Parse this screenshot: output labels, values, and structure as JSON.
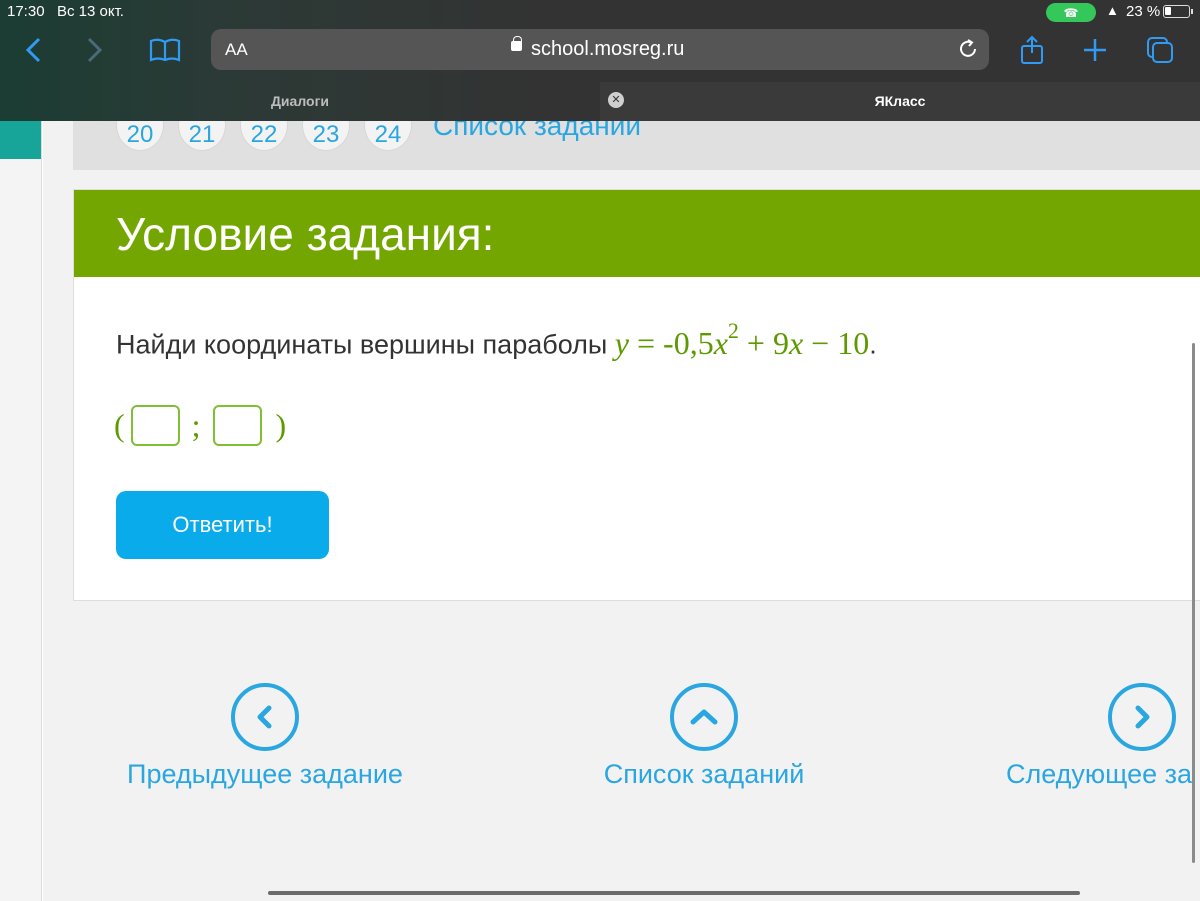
{
  "status_bar": {
    "time": "17:30",
    "date": "Вс 13 окт.",
    "battery": "23 %"
  },
  "browser": {
    "text_size_label": "AA",
    "url": "school.mosreg.ru",
    "tabs": [
      {
        "label": "Диалоги",
        "active": false
      },
      {
        "label": "ЯКласс",
        "active": true
      }
    ]
  },
  "task_numbers": {
    "items": [
      "20",
      "21",
      "22",
      "23",
      "24"
    ],
    "list_link": "Список заданий"
  },
  "task": {
    "heading": "Условие задания:",
    "question_text": "Найди координаты вершины параболы",
    "formula": {
      "y": "y",
      "eq": " = ",
      "coef": "-0,5",
      "x": "x",
      "power": "2",
      "rest_a": " + 9",
      "x2": "x",
      "rest_b": " − 10"
    },
    "question_end": ".",
    "answer": {
      "open": "(",
      "separator": ";",
      "close": ")"
    },
    "submit_label": "Ответить!"
  },
  "bottom_nav": {
    "prev_label": "Предыдущее задание",
    "list_label": "Список заданий",
    "next_label": "Следующее за"
  },
  "colors": {
    "header_green": "#73a600",
    "formula_green": "#5d9a00",
    "link_blue": "#2aa6e0",
    "button_blue": "#0aabea",
    "safari_blue": "#2f9bf5"
  }
}
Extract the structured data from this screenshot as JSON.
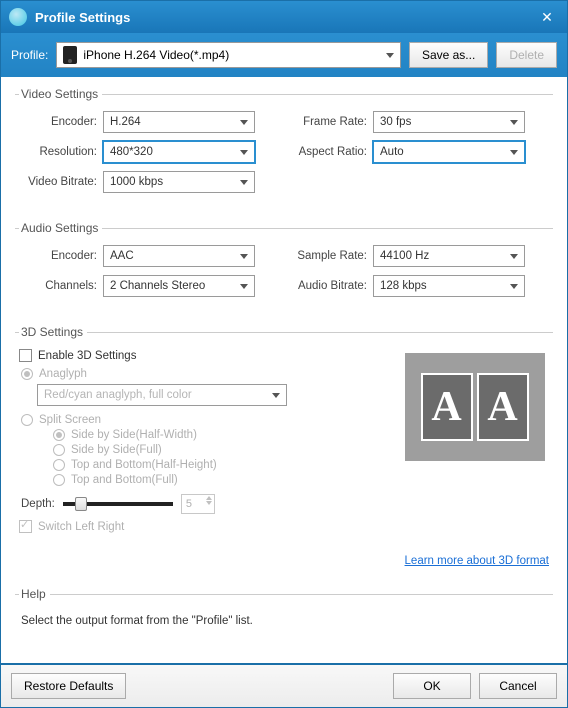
{
  "title": "Profile Settings",
  "profile_label": "Profile:",
  "profile_value": "iPhone H.264 Video(*.mp4)",
  "save_as": "Save as...",
  "delete": "Delete",
  "sections": {
    "video": {
      "legend": "Video Settings",
      "encoder_label": "Encoder:",
      "encoder": "H.264",
      "resolution_label": "Resolution:",
      "resolution": "480*320",
      "bitrate_label": "Video Bitrate:",
      "bitrate": "1000 kbps",
      "framerate_label": "Frame Rate:",
      "framerate": "30 fps",
      "aspect_label": "Aspect Ratio:",
      "aspect": "Auto"
    },
    "audio": {
      "legend": "Audio Settings",
      "encoder_label": "Encoder:",
      "encoder": "AAC",
      "channels_label": "Channels:",
      "channels": "2 Channels Stereo",
      "samplerate_label": "Sample Rate:",
      "samplerate": "44100 Hz",
      "bitrate_label": "Audio Bitrate:",
      "bitrate": "128 kbps"
    },
    "threeD": {
      "legend": "3D Settings",
      "enable": "Enable 3D Settings",
      "anaglyph": "Anaglyph",
      "anaglyph_mode": "Red/cyan anaglyph, full color",
      "split": "Split Screen",
      "sbs_half": "Side by Side(Half-Width)",
      "sbs_full": "Side by Side(Full)",
      "tb_half": "Top and Bottom(Half-Height)",
      "tb_full": "Top and Bottom(Full)",
      "depth_label": "Depth:",
      "depth_value": "5",
      "switch_lr": "Switch Left Right",
      "learn_more": "Learn more about 3D format"
    },
    "help": {
      "legend": "Help",
      "text": "Select the output format from the \"Profile\" list."
    }
  },
  "footer": {
    "restore": "Restore Defaults",
    "ok": "OK",
    "cancel": "Cancel"
  }
}
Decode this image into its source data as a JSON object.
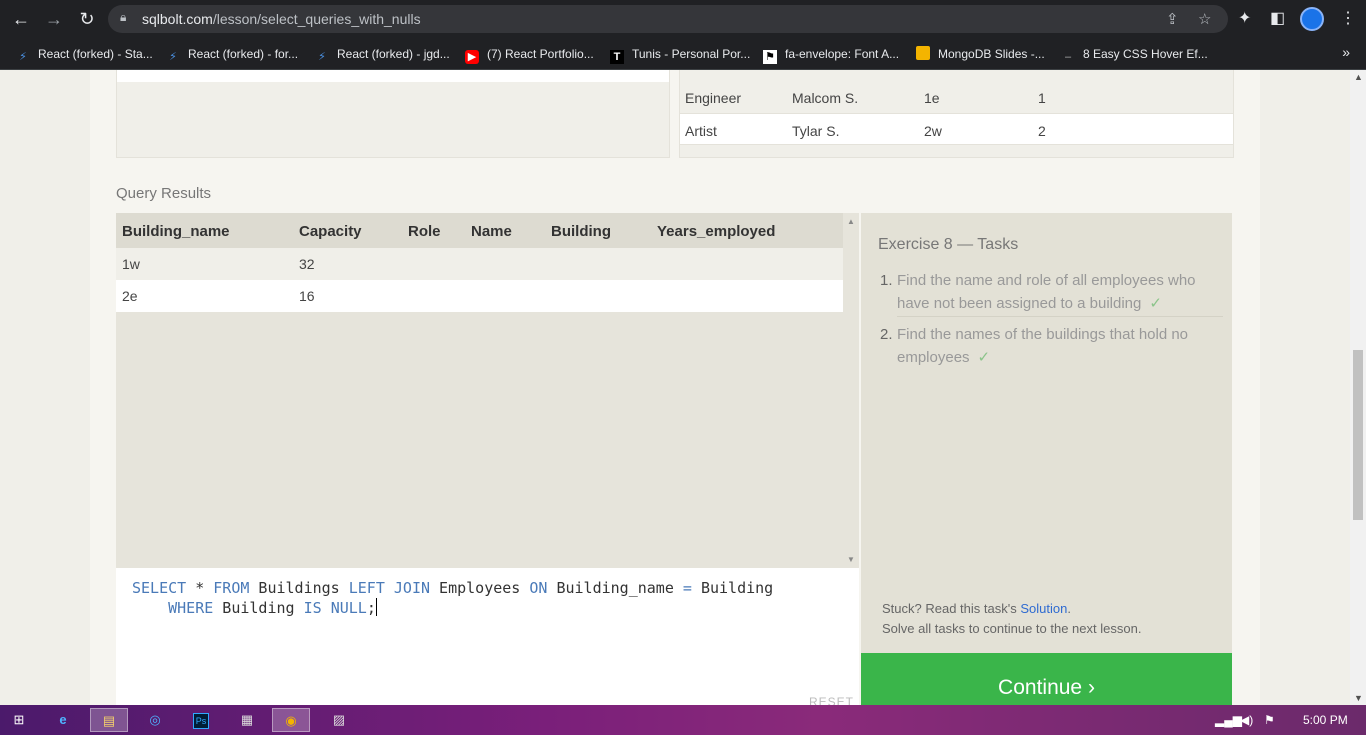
{
  "browser": {
    "url_domain": "sqlbolt.com",
    "url_path": "/lesson/select_queries_with_nulls",
    "bookmarks": [
      {
        "label": "React (forked) - Sta...",
        "icon": "bolt-icon"
      },
      {
        "label": "React (forked) - for...",
        "icon": "bolt-icon"
      },
      {
        "label": "React (forked) - jgd...",
        "icon": "bolt-icon"
      },
      {
        "label": "(7) React Portfolio...",
        "icon": "youtube-icon"
      },
      {
        "label": "Tunis - Personal Por...",
        "icon": "t-icon"
      },
      {
        "label": "fa-envelope: Font A...",
        "icon": "flag-icon"
      },
      {
        "label": "MongoDB Slides -...",
        "icon": "slides-icon"
      },
      {
        "label": "8 Easy CSS Hover Ef...",
        "icon": "dash-icon"
      }
    ],
    "more_label": "»"
  },
  "top_right_table": {
    "rows": [
      [
        "Engineer",
        "Malcom S.",
        "1e",
        "1"
      ],
      [
        "Artist",
        "Tylar S.",
        "2w",
        "2"
      ]
    ]
  },
  "results": {
    "label": "Query Results",
    "headers": [
      "Building_name",
      "Capacity",
      "Role",
      "Name",
      "Building",
      "Years_employed"
    ],
    "rows": [
      [
        "1w",
        "32"
      ],
      [
        "2e",
        "16"
      ]
    ]
  },
  "editor": {
    "reset_label": "RESET"
  },
  "tasks": {
    "title": "Exercise 8 — Tasks",
    "items": [
      {
        "num": "1.",
        "text": "Find the name and role of all employees who have not been assigned to a building"
      },
      {
        "num": "2.",
        "text": "Find the names of the buildings that hold no employees"
      }
    ],
    "check": "✓",
    "stuck_text": "Stuck? Read this task's ",
    "solution_link": "Solution",
    "stuck_end": ".",
    "solve_all": "Solve all tasks to continue to the next lesson."
  },
  "continue_label": "Continue ›",
  "taskbar": {
    "time": "5:00 PM"
  },
  "colors": {
    "continue": "#3ab54a",
    "keyword": "#4a7ab8",
    "link": "#2f6bd1",
    "check": "#8bc48a"
  }
}
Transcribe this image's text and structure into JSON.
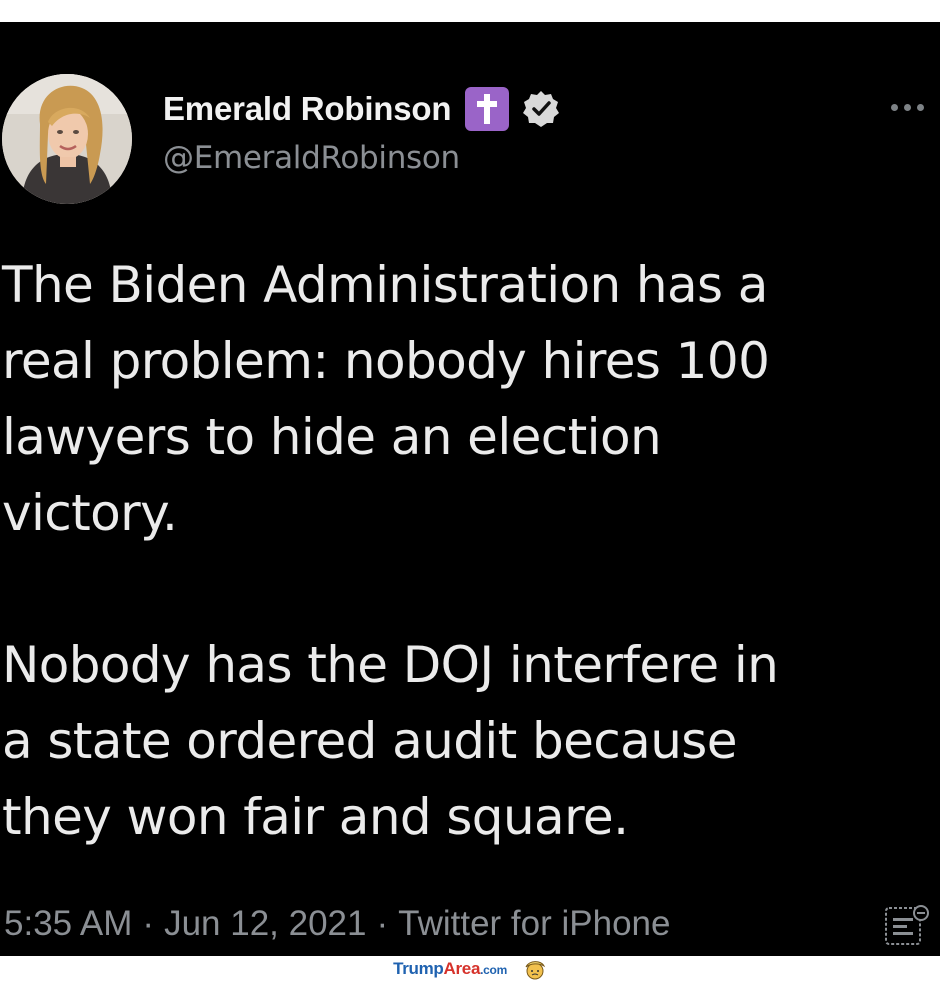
{
  "author": {
    "display_name": "Emerald Robinson",
    "handle": "@EmeraldRobinson",
    "emoji": "✝️",
    "verified": true
  },
  "tweet": {
    "text": "The Biden Administration has a\nreal problem: nobody hires 100\nlawyers to hide an election\nvictory.\n\nNobody has the DOJ interfere in\na state ordered audit because\nthey won fair and square.",
    "time": "5:35 AM",
    "separator": "·",
    "date": "Jun 12, 2021",
    "source": "Twitter for iPhone"
  },
  "icons": {
    "more": "more-options-icon",
    "analytics": "analytics-icon",
    "verified": "verified-badge-icon"
  },
  "watermark": {
    "part1": "Trump",
    "part2": "Area",
    "part3": ".com"
  },
  "colors": {
    "background": "#000000",
    "text": "#e7e9ea",
    "secondary": "#8b8f94",
    "cross_emoji_bg": "#9a64c8",
    "logo_blue": "#1f62b0",
    "logo_red": "#d6322b"
  }
}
---
→ Work instructions
Transcribe the records above verbatim. Do not carry over any picture.

→ Written answer
Parse this screenshot: output labels, values, and structure as JSON.
{
  "status_bar": {
    "time": "17:30",
    "date": "Вс 13 окт.",
    "battery": "23 %"
  },
  "browser": {
    "text_size_label": "AA",
    "url": "school.mosreg.ru",
    "tabs": [
      {
        "label": "Диалоги",
        "active": false
      },
      {
        "label": "ЯКласс",
        "active": true
      }
    ]
  },
  "task_numbers": {
    "items": [
      "20",
      "21",
      "22",
      "23",
      "24"
    ],
    "list_link": "Список заданий"
  },
  "task": {
    "heading": "Условие задания:",
    "question_text": "Найди координаты вершины параболы",
    "formula": {
      "y": "y",
      "eq": " = ",
      "coef": "-0,5",
      "x": "x",
      "power": "2",
      "rest_a": " + 9",
      "x2": "x",
      "rest_b": " − 10"
    },
    "question_end": ".",
    "answer": {
      "open": "(",
      "separator": ";",
      "close": ")"
    },
    "submit_label": "Ответить!"
  },
  "bottom_nav": {
    "prev_label": "Предыдущее задание",
    "list_label": "Список заданий",
    "next_label": "Следующее за"
  },
  "colors": {
    "header_green": "#73a600",
    "formula_green": "#5d9a00",
    "link_blue": "#2aa6e0",
    "button_blue": "#0aabea",
    "safari_blue": "#2f9bf5"
  }
}
Extract the structured data from this screenshot as JSON.
{
  "title": "Profile Settings",
  "profile_label": "Profile:",
  "profile_value": "iPhone H.264 Video(*.mp4)",
  "save_as": "Save as...",
  "delete": "Delete",
  "sections": {
    "video": {
      "legend": "Video Settings",
      "encoder_label": "Encoder:",
      "encoder": "H.264",
      "resolution_label": "Resolution:",
      "resolution": "480*320",
      "bitrate_label": "Video Bitrate:",
      "bitrate": "1000 kbps",
      "framerate_label": "Frame Rate:",
      "framerate": "30 fps",
      "aspect_label": "Aspect Ratio:",
      "aspect": "Auto"
    },
    "audio": {
      "legend": "Audio Settings",
      "encoder_label": "Encoder:",
      "encoder": "AAC",
      "channels_label": "Channels:",
      "channels": "2 Channels Stereo",
      "samplerate_label": "Sample Rate:",
      "samplerate": "44100 Hz",
      "bitrate_label": "Audio Bitrate:",
      "bitrate": "128 kbps"
    },
    "threeD": {
      "legend": "3D Settings",
      "enable": "Enable 3D Settings",
      "anaglyph": "Anaglyph",
      "anaglyph_mode": "Red/cyan anaglyph, full color",
      "split": "Split Screen",
      "sbs_half": "Side by Side(Half-Width)",
      "sbs_full": "Side by Side(Full)",
      "tb_half": "Top and Bottom(Half-Height)",
      "tb_full": "Top and Bottom(Full)",
      "depth_label": "Depth:",
      "depth_value": "5",
      "switch_lr": "Switch Left Right",
      "learn_more": "Learn more about 3D format"
    },
    "help": {
      "legend": "Help",
      "text": "Select the output format from the \"Profile\" list."
    }
  },
  "footer": {
    "restore": "Restore Defaults",
    "ok": "OK",
    "cancel": "Cancel"
  }
}
Decode this image into its source data as a JSON object.
{
  "browser": {
    "url_domain": "sqlbolt.com",
    "url_path": "/lesson/select_queries_with_nulls",
    "bookmarks": [
      {
        "label": "React (forked) - Sta...",
        "icon": "bolt-icon"
      },
      {
        "label": "React (forked) - for...",
        "icon": "bolt-icon"
      },
      {
        "label": "React (forked) - jgd...",
        "icon": "bolt-icon"
      },
      {
        "label": "(7) React Portfolio...",
        "icon": "youtube-icon"
      },
      {
        "label": "Tunis - Personal Por...",
        "icon": "t-icon"
      },
      {
        "label": "fa-envelope: Font A...",
        "icon": "flag-icon"
      },
      {
        "label": "MongoDB Slides -...",
        "icon": "slides-icon"
      },
      {
        "label": "8 Easy CSS Hover Ef...",
        "icon": "dash-icon"
      }
    ],
    "more_label": "»"
  },
  "top_right_table": {
    "rows": [
      [
        "Engineer",
        "Malcom S.",
        "1e",
        "1"
      ],
      [
        "Artist",
        "Tylar S.",
        "2w",
        "2"
      ]
    ]
  },
  "results": {
    "label": "Query Results",
    "headers": [
      "Building_name",
      "Capacity",
      "Role",
      "Name",
      "Building",
      "Years_employed"
    ],
    "rows": [
      [
        "1w",
        "32"
      ],
      [
        "2e",
        "16"
      ]
    ]
  },
  "editor": {
    "reset_label": "RESET"
  },
  "tasks": {
    "title": "Exercise 8 — Tasks",
    "items": [
      {
        "num": "1.",
        "text": "Find the name and role of all employees who have not been assigned to a building"
      },
      {
        "num": "2.",
        "text": "Find the names of the buildings that hold no employees"
      }
    ],
    "check": "✓",
    "stuck_text": "Stuck? Read this task's ",
    "solution_link": "Solution",
    "stuck_end": ".",
    "solve_all": "Solve all tasks to continue to the next lesson."
  },
  "continue_label": "Continue ›",
  "taskbar": {
    "time": "5:00 PM"
  },
  "colors": {
    "continue": "#3ab54a",
    "keyword": "#4a7ab8",
    "link": "#2f6bd1",
    "check": "#8bc48a"
  }
}
Transcribe this image's text and structure into JSON.
{
  "author": {
    "display_name": "Emerald Robinson",
    "handle": "@EmeraldRobinson",
    "emoji": "✝️",
    "verified": true
  },
  "tweet": {
    "text": "The Biden Administration has a\nreal problem: nobody hires 100\nlawyers to hide an election\nvictory.\n\nNobody has the DOJ interfere in\na state ordered audit because\nthey won fair and square.",
    "time": "5:35 AM",
    "separator": "·",
    "date": "Jun 12, 2021",
    "source": "Twitter for iPhone"
  },
  "icons": {
    "more": "more-options-icon",
    "analytics": "analytics-icon",
    "verified": "verified-badge-icon"
  },
  "watermark": {
    "part1": "Trump",
    "part2": "Area",
    "part3": ".com"
  },
  "colors": {
    "background": "#000000",
    "text": "#e7e9ea",
    "secondary": "#8b8f94",
    "cross_emoji_bg": "#9a64c8",
    "logo_blue": "#1f62b0",
    "logo_red": "#d6322b"
  }
}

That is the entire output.